---------- TASK INPUTS

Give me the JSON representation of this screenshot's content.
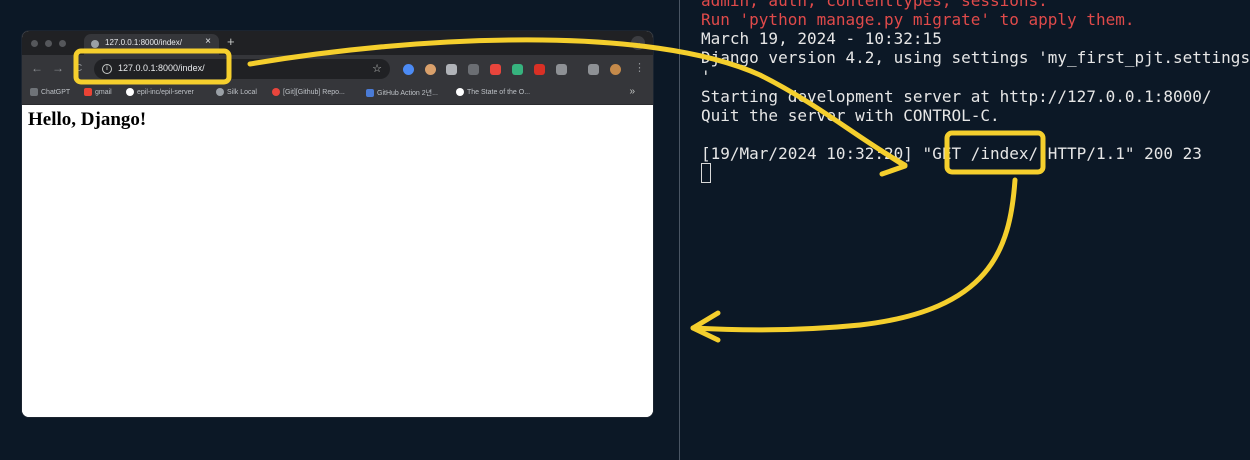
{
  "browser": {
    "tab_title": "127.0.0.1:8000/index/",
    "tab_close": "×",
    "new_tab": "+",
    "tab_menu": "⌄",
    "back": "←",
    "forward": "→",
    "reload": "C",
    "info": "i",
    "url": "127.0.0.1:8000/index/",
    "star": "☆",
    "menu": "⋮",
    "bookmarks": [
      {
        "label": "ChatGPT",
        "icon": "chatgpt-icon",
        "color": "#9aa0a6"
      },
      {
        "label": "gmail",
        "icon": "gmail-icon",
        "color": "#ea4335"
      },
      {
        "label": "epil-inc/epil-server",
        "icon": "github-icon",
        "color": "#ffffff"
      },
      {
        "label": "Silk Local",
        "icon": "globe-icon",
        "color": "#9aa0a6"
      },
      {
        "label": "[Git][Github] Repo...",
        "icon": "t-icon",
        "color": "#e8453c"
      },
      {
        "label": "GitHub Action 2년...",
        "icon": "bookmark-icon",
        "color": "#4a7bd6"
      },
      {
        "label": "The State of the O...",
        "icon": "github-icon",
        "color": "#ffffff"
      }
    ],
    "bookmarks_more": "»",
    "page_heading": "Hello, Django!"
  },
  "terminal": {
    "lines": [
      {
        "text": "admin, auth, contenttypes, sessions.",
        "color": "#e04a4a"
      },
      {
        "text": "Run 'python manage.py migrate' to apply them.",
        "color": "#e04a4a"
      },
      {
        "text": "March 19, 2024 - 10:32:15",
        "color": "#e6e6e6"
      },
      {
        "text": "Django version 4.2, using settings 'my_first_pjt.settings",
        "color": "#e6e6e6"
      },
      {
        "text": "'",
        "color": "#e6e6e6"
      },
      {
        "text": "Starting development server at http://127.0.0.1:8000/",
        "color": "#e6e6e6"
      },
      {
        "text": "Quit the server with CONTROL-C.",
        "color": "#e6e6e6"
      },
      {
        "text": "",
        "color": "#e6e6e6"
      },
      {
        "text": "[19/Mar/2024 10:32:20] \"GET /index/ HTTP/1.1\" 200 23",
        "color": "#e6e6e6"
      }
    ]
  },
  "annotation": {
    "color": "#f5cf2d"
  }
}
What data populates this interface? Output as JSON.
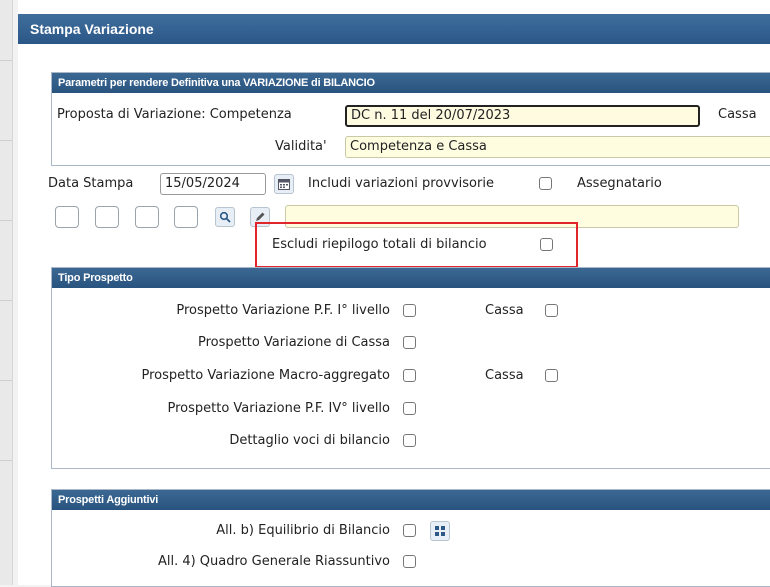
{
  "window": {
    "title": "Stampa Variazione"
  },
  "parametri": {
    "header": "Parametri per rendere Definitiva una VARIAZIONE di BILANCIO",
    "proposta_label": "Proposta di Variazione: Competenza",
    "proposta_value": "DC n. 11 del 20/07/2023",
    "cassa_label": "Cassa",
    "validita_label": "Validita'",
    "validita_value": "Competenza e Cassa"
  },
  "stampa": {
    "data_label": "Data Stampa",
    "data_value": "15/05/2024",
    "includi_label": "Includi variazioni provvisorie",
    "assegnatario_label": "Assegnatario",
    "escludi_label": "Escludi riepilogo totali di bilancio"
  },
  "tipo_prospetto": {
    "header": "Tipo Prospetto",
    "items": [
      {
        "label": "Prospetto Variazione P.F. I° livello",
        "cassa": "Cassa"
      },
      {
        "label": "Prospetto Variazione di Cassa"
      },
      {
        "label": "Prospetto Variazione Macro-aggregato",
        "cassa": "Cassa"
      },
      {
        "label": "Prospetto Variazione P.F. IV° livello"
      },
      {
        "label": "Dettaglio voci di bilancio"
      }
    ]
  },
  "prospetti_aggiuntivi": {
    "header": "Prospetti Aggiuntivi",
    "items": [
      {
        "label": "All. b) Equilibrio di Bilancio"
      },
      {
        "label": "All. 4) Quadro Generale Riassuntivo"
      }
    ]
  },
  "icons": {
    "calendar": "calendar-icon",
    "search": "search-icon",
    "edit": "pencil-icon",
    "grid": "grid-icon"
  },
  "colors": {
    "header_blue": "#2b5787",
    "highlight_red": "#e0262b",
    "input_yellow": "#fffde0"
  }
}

--------------------
---------- TASK INPUTS

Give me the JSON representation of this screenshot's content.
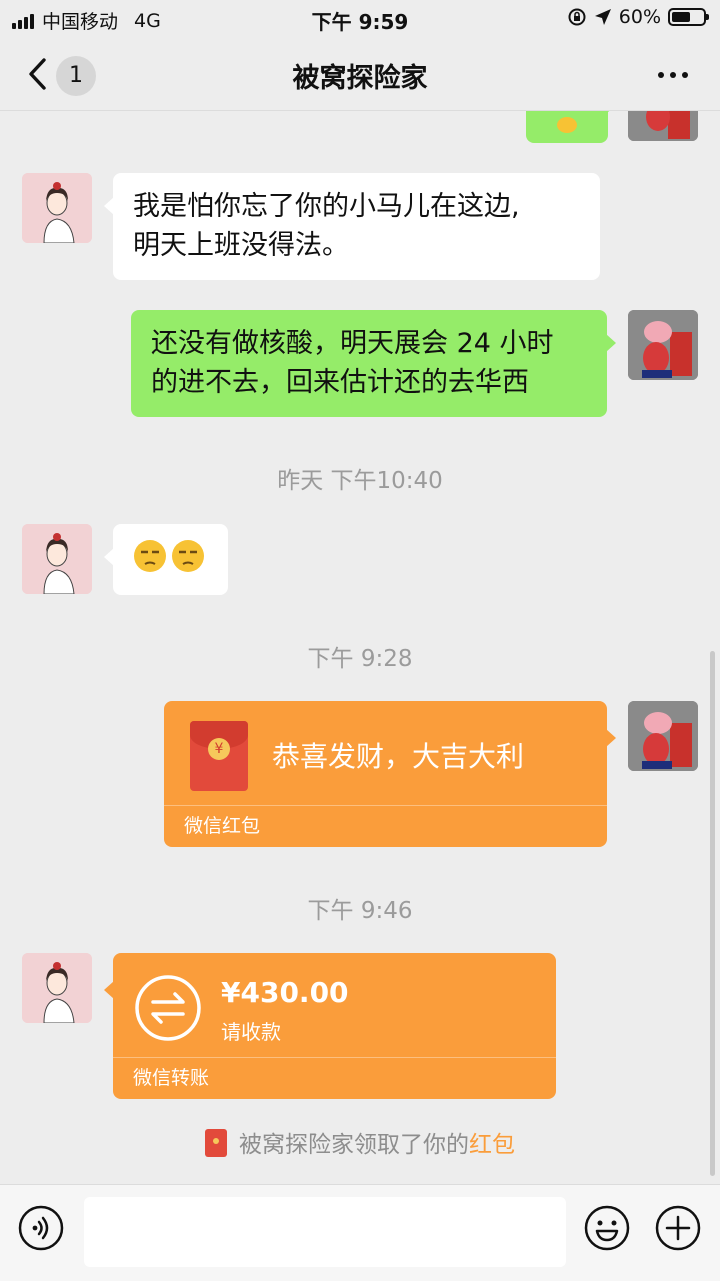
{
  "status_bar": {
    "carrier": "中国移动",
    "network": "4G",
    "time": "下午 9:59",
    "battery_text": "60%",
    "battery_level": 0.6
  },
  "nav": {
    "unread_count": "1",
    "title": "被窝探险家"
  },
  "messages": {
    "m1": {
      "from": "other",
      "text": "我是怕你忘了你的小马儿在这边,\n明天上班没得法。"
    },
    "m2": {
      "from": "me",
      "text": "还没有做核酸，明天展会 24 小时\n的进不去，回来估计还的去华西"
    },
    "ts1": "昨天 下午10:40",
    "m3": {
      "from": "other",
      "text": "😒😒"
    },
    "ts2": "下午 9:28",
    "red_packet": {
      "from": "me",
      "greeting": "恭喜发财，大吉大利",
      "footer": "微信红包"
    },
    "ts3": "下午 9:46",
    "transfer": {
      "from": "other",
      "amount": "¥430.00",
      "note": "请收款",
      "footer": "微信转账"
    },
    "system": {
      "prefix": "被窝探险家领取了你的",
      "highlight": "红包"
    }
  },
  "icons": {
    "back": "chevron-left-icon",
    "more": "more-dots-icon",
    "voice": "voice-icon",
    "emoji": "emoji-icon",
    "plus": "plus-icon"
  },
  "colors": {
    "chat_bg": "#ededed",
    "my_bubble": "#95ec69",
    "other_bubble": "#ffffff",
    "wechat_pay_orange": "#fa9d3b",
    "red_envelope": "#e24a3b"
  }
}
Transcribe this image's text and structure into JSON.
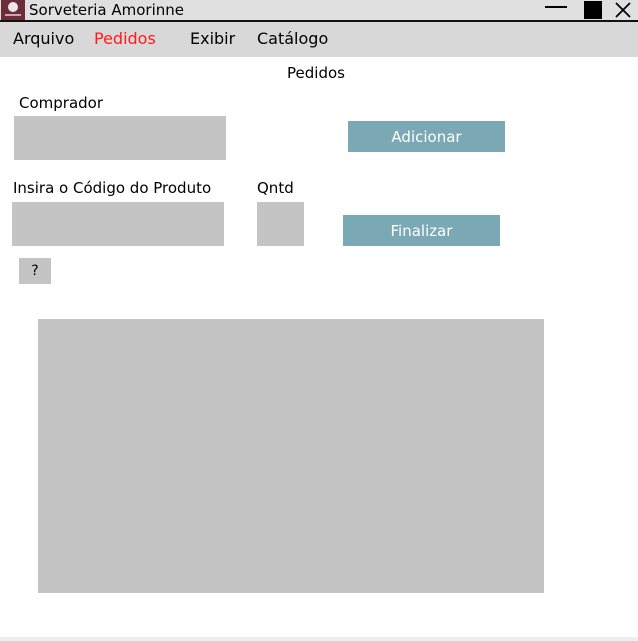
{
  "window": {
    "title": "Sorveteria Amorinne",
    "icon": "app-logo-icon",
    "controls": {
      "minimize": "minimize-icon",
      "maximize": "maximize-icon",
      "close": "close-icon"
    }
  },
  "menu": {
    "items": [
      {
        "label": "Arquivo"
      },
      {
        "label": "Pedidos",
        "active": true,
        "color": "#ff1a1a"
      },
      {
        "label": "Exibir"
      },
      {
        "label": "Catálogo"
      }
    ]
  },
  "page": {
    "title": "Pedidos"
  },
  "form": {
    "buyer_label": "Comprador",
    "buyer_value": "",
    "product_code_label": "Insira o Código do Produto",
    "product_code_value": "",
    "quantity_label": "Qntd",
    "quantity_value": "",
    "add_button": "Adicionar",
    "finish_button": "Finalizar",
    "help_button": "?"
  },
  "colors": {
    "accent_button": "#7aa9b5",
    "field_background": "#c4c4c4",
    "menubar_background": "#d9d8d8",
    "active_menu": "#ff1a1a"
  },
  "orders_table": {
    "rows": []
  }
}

--------------------
---------- TASK INPUTS

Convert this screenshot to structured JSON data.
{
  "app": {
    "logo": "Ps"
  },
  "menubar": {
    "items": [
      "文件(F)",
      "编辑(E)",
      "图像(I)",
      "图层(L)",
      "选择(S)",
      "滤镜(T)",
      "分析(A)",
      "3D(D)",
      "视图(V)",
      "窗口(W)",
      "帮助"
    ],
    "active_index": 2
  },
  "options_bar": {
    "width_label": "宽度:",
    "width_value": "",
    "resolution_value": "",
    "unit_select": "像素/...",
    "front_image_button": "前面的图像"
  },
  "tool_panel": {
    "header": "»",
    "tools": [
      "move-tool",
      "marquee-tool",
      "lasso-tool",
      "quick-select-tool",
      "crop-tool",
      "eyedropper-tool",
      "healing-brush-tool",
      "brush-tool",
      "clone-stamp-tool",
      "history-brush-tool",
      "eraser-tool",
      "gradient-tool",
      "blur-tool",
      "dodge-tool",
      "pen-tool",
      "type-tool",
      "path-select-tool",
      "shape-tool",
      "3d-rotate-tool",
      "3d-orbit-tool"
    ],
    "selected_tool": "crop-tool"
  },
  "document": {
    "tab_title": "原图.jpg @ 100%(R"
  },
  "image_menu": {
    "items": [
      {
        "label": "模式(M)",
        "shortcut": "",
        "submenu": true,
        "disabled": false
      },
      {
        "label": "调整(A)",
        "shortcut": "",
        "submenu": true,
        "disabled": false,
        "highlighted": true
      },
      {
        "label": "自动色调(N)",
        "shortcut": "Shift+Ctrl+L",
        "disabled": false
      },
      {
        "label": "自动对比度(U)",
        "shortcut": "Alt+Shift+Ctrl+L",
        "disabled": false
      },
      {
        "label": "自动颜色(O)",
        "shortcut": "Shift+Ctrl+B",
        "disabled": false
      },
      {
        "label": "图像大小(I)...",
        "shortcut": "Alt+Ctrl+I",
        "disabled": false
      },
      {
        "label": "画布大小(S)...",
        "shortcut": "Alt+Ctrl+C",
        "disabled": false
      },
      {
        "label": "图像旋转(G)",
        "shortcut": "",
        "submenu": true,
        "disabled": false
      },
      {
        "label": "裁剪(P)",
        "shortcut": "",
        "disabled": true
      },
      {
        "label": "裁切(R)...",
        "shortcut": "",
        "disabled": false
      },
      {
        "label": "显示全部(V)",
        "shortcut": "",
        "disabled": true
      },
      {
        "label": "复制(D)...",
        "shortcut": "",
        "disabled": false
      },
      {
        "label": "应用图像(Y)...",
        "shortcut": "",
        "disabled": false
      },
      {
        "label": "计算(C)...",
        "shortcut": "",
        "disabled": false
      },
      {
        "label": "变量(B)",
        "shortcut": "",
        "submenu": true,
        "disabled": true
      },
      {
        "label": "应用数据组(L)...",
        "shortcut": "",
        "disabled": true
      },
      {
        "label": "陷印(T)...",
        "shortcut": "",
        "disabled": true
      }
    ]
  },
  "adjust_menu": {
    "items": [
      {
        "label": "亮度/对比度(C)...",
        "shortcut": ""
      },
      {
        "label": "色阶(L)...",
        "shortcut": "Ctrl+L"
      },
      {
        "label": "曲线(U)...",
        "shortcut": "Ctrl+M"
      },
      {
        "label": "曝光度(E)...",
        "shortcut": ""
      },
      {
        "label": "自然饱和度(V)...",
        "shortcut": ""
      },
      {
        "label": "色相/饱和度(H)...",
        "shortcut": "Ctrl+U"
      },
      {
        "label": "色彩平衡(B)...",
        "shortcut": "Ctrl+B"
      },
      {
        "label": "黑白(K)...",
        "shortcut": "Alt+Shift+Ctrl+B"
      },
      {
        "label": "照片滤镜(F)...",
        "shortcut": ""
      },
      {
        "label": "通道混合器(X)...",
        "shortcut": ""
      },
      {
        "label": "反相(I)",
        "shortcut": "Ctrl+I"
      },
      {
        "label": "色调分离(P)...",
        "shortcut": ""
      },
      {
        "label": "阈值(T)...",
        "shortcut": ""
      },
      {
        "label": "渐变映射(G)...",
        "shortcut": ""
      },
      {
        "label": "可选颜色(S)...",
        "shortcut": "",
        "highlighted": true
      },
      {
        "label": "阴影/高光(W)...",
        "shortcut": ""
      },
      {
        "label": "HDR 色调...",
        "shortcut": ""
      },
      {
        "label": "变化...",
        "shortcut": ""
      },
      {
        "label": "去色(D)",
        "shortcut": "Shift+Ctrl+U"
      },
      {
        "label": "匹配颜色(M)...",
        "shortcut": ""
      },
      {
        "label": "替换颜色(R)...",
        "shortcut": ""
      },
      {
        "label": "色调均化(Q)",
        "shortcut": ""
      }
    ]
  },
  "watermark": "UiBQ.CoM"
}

--------------------

Only a number is wanted: how many lines of the data above contain "Competenza"?

2